__Dataset content__:
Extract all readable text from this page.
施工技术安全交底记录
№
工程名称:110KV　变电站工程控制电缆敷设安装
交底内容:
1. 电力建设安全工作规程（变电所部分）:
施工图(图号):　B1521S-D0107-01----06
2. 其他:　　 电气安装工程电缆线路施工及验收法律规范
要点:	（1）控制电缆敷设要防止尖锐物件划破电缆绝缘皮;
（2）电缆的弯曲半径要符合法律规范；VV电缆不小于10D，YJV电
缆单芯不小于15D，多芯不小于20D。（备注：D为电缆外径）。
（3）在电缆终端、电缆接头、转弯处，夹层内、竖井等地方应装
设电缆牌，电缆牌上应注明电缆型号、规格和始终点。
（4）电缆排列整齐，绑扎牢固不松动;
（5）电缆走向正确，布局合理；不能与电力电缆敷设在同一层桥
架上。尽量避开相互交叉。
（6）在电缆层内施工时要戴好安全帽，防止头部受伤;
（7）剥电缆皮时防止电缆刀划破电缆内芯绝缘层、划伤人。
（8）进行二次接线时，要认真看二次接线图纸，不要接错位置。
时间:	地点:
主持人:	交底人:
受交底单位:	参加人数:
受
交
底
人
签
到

__Instructions to follow__: Please repeat the material above, word for word and in full.

__Written solution__:
Extract all readable text from this page.
施工技术安全交底记录
№
工程名称:110KV　变电站工程控制电缆敷设安装
交底内容:
1. 电力建设安全工作规程（变电所部分）:
施工图(图号):　B1521S-D0107-01----06
2. 其他:　　 电气安装工程电缆线路施工及验收法律规范
要点:	（1）控制电缆敷设要防止尖锐物件划破电缆绝缘皮;
（2）电缆的弯曲半径要符合法律规范；VV电缆不小于10D，YJV电
缆单芯不小于15D，多芯不小于20D。（备注：D为电缆外径）。
（3）在电缆终端、电缆接头、转弯处，夹层内、竖井等地方应装
设电缆牌，电缆牌上应注明电缆型号、规格和始终点。
（4）电缆排列整齐，绑扎牢固不松动;
（5）电缆走向正确，布局合理；不能与电力电缆敷设在同一层桥
架上。尽量避开相互交叉。
（6）在电缆层内施工时要戴好安全帽，防止头部受伤;
（7）剥电缆皮时防止电缆刀划破电缆内芯绝缘层、划伤人。
（8）进行二次接线时，要认真看二次接线图纸，不要接错位置。
时间:	地点:
主持人:	交底人:
受交底单位:	参加人数:
受
交
底
人
签
到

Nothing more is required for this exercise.